OBJECTIVE:
Each line below is to be written out in full, exactly as shown.
[BEGIN GIVEN DATA]
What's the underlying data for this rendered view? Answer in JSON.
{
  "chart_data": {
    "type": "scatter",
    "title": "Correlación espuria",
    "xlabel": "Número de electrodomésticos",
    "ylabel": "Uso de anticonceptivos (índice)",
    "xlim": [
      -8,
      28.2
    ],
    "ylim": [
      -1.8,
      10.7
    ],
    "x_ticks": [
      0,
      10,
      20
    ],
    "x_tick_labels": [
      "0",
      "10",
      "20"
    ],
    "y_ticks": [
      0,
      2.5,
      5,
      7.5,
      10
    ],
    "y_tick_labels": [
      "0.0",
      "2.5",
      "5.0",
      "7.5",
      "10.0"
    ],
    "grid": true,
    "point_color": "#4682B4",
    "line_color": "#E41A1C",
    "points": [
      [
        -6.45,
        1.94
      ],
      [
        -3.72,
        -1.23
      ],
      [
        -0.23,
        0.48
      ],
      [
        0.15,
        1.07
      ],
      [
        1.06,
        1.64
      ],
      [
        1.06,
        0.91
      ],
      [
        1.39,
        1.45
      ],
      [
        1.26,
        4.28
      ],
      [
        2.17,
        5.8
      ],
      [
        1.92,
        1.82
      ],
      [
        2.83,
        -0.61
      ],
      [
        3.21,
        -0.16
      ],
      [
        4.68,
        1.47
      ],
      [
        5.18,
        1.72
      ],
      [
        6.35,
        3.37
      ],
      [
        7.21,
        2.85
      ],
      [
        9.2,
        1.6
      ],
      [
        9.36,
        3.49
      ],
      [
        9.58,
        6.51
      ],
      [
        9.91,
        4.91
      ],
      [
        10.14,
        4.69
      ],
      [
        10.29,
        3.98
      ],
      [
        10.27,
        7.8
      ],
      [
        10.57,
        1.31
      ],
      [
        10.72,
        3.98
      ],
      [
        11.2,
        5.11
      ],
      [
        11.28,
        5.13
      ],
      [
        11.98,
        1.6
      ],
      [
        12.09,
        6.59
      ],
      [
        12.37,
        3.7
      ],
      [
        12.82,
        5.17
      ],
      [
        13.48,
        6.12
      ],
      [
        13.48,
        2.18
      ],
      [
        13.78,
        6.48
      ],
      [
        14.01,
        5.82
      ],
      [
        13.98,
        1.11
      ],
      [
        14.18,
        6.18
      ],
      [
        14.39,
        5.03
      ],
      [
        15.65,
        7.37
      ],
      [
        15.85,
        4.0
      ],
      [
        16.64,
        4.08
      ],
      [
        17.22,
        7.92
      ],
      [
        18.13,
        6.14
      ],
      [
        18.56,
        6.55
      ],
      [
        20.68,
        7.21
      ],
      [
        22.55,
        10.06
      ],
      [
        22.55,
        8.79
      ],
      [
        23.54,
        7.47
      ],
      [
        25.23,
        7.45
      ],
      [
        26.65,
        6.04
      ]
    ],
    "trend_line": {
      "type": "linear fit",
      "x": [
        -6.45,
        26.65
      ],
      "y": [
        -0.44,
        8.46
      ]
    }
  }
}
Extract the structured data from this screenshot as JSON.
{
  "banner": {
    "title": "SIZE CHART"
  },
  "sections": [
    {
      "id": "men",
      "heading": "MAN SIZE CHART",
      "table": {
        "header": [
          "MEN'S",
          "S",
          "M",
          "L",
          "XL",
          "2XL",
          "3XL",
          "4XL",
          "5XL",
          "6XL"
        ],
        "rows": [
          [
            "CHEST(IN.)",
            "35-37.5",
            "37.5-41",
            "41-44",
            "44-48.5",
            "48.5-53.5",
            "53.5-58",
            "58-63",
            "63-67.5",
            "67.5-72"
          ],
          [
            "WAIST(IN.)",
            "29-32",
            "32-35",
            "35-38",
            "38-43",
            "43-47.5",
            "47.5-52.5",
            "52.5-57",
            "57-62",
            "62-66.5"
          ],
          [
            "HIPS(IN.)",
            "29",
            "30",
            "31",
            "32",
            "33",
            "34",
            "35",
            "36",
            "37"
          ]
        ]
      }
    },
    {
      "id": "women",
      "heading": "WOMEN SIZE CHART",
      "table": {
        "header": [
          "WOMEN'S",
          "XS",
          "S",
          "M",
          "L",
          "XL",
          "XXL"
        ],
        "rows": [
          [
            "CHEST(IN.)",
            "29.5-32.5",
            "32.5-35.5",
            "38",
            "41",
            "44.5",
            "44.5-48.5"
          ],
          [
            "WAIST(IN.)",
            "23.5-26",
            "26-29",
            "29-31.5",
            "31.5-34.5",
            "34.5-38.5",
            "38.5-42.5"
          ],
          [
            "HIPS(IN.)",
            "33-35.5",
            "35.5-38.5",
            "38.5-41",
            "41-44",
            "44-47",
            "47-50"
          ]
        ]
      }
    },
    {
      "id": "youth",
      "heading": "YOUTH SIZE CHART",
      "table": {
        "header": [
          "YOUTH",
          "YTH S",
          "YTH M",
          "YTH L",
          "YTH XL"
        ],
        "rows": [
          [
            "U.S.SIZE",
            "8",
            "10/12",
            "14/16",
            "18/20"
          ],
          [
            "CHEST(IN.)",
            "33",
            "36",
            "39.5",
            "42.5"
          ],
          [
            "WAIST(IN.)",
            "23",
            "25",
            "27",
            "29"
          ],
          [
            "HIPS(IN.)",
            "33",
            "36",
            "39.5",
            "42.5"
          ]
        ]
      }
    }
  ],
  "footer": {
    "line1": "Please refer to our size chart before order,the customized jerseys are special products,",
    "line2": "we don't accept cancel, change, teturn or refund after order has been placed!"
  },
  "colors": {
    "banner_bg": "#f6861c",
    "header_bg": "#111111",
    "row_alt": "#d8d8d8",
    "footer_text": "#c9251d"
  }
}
[END GIVEN DATA]
ANSWER IN FULL:
What's the underlying data for this rendered view? Answer in JSON.
{
  "chart_data": {
    "type": "scatter",
    "title": "Correlación espuria",
    "xlabel": "Número de electrodomésticos",
    "ylabel": "Uso de anticonceptivos (índice)",
    "xlim": [
      -8,
      28.2
    ],
    "ylim": [
      -1.8,
      10.7
    ],
    "x_ticks": [
      0,
      10,
      20
    ],
    "x_tick_labels": [
      "0",
      "10",
      "20"
    ],
    "y_ticks": [
      0,
      2.5,
      5,
      7.5,
      10
    ],
    "y_tick_labels": [
      "0.0",
      "2.5",
      "5.0",
      "7.5",
      "10.0"
    ],
    "grid": true,
    "point_color": "#4682B4",
    "line_color": "#E41A1C",
    "points": [
      [
        -6.45,
        1.94
      ],
      [
        -3.72,
        -1.23
      ],
      [
        -0.23,
        0.48
      ],
      [
        0.15,
        1.07
      ],
      [
        1.06,
        1.64
      ],
      [
        1.06,
        0.91
      ],
      [
        1.39,
        1.45
      ],
      [
        1.26,
        4.28
      ],
      [
        2.17,
        5.8
      ],
      [
        1.92,
        1.82
      ],
      [
        2.83,
        -0.61
      ],
      [
        3.21,
        -0.16
      ],
      [
        4.68,
        1.47
      ],
      [
        5.18,
        1.72
      ],
      [
        6.35,
        3.37
      ],
      [
        7.21,
        2.85
      ],
      [
        9.2,
        1.6
      ],
      [
        9.36,
        3.49
      ],
      [
        9.58,
        6.51
      ],
      [
        9.91,
        4.91
      ],
      [
        10.14,
        4.69
      ],
      [
        10.29,
        3.98
      ],
      [
        10.27,
        7.8
      ],
      [
        10.57,
        1.31
      ],
      [
        10.72,
        3.98
      ],
      [
        11.2,
        5.11
      ],
      [
        11.28,
        5.13
      ],
      [
        11.98,
        1.6
      ],
      [
        12.09,
        6.59
      ],
      [
        12.37,
        3.7
      ],
      [
        12.82,
        5.17
      ],
      [
        13.48,
        6.12
      ],
      [
        13.48,
        2.18
      ],
      [
        13.78,
        6.48
      ],
      [
        14.01,
        5.82
      ],
      [
        13.98,
        1.11
      ],
      [
        14.18,
        6.18
      ],
      [
        14.39,
        5.03
      ],
      [
        15.65,
        7.37
      ],
      [
        15.85,
        4.0
      ],
      [
        16.64,
        4.08
      ],
      [
        17.22,
        7.92
      ],
      [
        18.13,
        6.14
      ],
      [
        18.56,
        6.55
      ],
      [
        20.68,
        7.21
      ],
      [
        22.55,
        10.06
      ],
      [
        22.55,
        8.79
      ],
      [
        23.54,
        7.47
      ],
      [
        25.23,
        7.45
      ],
      [
        26.65,
        6.04
      ]
    ],
    "trend_line": {
      "type": "linear fit",
      "x": [
        -6.45,
        26.65
      ],
      "y": [
        -0.44,
        8.46
      ]
    }
  }
}
Extract the structured data from this screenshot as JSON.
{
  "banner": {
    "title": "SIZE CHART"
  },
  "sections": [
    {
      "id": "men",
      "heading": "MAN SIZE CHART",
      "table": {
        "header": [
          "MEN'S",
          "S",
          "M",
          "L",
          "XL",
          "2XL",
          "3XL",
          "4XL",
          "5XL",
          "6XL"
        ],
        "rows": [
          [
            "CHEST(IN.)",
            "35-37.5",
            "37.5-41",
            "41-44",
            "44-48.5",
            "48.5-53.5",
            "53.5-58",
            "58-63",
            "63-67.5",
            "67.5-72"
          ],
          [
            "WAIST(IN.)",
            "29-32",
            "32-35",
            "35-38",
            "38-43",
            "43-47.5",
            "47.5-52.5",
            "52.5-57",
            "57-62",
            "62-66.5"
          ],
          [
            "HIPS(IN.)",
            "29",
            "30",
            "31",
            "32",
            "33",
            "34",
            "35",
            "36",
            "37"
          ]
        ]
      }
    },
    {
      "id": "women",
      "heading": "WOMEN SIZE CHART",
      "table": {
        "header": [
          "WOMEN'S",
          "XS",
          "S",
          "M",
          "L",
          "XL",
          "XXL"
        ],
        "rows": [
          [
            "CHEST(IN.)",
            "29.5-32.5",
            "32.5-35.5",
            "38",
            "41",
            "44.5",
            "44.5-48.5"
          ],
          [
            "WAIST(IN.)",
            "23.5-26",
            "26-29",
            "29-31.5",
            "31.5-34.5",
            "34.5-38.5",
            "38.5-42.5"
          ],
          [
            "HIPS(IN.)",
            "33-35.5",
            "35.5-38.5",
            "38.5-41",
            "41-44",
            "44-47",
            "47-50"
          ]
        ]
      }
    },
    {
      "id": "youth",
      "heading": "YOUTH SIZE CHART",
      "table": {
        "header": [
          "YOUTH",
          "YTH S",
          "YTH M",
          "YTH L",
          "YTH XL"
        ],
        "rows": [
          [
            "U.S.SIZE",
            "8",
            "10/12",
            "14/16",
            "18/20"
          ],
          [
            "CHEST(IN.)",
            "33",
            "36",
            "39.5",
            "42.5"
          ],
          [
            "WAIST(IN.)",
            "23",
            "25",
            "27",
            "29"
          ],
          [
            "HIPS(IN.)",
            "33",
            "36",
            "39.5",
            "42.5"
          ]
        ]
      }
    }
  ],
  "footer": {
    "line1": "Please refer to our size chart before order,the customized jerseys are special products,",
    "line2": "we don't accept cancel, change, teturn or refund after order has been placed!"
  },
  "colors": {
    "banner_bg": "#f6861c",
    "header_bg": "#111111",
    "row_alt": "#d8d8d8",
    "footer_text": "#c9251d"
  }
}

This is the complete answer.